Stored data
********

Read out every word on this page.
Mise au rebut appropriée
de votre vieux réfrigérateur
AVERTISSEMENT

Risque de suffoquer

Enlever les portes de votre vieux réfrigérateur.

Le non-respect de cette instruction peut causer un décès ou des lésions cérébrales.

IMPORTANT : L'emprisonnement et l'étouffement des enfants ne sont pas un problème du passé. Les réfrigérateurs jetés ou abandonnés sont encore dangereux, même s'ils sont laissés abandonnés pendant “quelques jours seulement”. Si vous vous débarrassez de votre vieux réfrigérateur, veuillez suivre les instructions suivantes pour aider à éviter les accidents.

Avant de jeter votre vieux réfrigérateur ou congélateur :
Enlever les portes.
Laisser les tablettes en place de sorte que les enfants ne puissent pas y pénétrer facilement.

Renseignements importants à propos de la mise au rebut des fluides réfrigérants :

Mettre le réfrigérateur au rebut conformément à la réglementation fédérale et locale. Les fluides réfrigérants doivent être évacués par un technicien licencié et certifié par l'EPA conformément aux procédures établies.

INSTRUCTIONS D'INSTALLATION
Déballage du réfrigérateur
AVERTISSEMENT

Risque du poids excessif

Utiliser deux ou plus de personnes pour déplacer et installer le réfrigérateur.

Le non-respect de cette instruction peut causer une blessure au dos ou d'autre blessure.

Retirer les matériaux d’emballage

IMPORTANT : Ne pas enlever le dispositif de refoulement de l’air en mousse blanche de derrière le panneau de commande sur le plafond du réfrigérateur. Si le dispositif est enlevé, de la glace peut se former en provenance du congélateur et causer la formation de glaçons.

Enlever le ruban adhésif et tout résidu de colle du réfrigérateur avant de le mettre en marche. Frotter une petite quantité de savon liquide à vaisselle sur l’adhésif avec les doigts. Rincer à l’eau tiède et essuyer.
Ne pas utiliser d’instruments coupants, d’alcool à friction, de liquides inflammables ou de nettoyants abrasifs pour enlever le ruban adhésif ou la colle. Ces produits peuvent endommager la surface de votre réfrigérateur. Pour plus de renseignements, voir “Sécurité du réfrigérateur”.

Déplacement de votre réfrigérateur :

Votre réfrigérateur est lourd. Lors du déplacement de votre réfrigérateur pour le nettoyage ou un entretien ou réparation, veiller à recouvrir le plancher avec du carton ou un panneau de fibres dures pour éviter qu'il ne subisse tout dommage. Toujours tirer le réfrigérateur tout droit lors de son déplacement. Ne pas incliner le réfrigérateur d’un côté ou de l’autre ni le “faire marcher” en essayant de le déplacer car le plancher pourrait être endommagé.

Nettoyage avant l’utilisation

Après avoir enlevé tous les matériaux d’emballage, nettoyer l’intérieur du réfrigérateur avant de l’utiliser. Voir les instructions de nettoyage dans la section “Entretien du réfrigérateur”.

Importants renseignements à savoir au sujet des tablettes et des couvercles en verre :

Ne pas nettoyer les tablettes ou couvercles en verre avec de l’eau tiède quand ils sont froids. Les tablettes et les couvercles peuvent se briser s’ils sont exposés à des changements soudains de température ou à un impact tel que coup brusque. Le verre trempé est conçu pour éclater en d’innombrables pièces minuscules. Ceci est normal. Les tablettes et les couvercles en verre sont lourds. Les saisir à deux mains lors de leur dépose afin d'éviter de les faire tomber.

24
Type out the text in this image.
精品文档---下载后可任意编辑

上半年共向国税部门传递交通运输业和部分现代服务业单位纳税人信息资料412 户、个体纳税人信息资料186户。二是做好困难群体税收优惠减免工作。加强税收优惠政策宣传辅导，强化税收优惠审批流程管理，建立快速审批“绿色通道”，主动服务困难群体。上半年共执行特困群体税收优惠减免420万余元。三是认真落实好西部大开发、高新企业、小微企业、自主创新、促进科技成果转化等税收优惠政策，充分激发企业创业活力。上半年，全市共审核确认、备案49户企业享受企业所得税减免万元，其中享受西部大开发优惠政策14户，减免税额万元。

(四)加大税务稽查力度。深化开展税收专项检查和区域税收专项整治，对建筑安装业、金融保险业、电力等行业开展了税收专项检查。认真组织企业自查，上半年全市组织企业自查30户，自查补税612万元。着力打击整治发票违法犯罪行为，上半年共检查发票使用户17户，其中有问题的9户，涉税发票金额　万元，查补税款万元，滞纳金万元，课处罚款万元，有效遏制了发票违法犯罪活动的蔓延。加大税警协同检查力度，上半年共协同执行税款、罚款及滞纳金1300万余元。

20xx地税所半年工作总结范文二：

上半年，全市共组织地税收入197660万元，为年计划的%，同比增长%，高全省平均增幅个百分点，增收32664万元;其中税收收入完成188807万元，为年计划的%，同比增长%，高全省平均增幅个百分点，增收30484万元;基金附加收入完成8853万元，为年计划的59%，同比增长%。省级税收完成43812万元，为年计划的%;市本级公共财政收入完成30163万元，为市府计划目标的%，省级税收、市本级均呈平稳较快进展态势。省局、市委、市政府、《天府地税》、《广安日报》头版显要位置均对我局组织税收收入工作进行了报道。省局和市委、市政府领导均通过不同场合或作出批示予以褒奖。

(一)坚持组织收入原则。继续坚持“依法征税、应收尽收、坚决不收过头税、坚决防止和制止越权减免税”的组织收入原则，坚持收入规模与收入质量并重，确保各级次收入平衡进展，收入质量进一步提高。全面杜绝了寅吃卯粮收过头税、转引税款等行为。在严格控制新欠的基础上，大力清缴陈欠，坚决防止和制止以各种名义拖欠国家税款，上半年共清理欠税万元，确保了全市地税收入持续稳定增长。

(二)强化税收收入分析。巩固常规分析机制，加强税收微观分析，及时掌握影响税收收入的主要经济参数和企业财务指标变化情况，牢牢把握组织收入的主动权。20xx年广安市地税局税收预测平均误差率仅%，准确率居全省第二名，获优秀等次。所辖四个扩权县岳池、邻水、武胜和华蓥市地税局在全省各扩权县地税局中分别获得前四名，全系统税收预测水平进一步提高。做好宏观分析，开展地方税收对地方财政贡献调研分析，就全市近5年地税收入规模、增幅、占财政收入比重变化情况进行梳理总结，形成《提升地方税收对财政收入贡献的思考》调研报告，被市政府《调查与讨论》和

********

→ **Task details**
Copy every line of the material in which the word "tout" occurs.

→ **The solution**
Enlever le ruban adhésif et tout résidu de colle du réfrigérateur avant de le mettre en marche. Frotter une petite quantité de savon liquide à vaisselle sur l’adhésif avec les doigts. Rincer à l’eau tiède et essuyer.
Votre réfrigérateur est lourd. Lors du déplacement de votre réfrigérateur pour le nettoyage ou un entretien ou réparation, veiller à recouvrir le plancher avec du carton ou un panneau de fibres dures pour éviter qu'il ne subisse tout dommage. Toujours tirer le réfrigérateur tout droit lors de son déplacement. Ne pas incliner le réfrigérateur d’un côté ou de l’autre ni le “faire marcher” en essayant de le déplacer car le plancher pourrait être endommagé.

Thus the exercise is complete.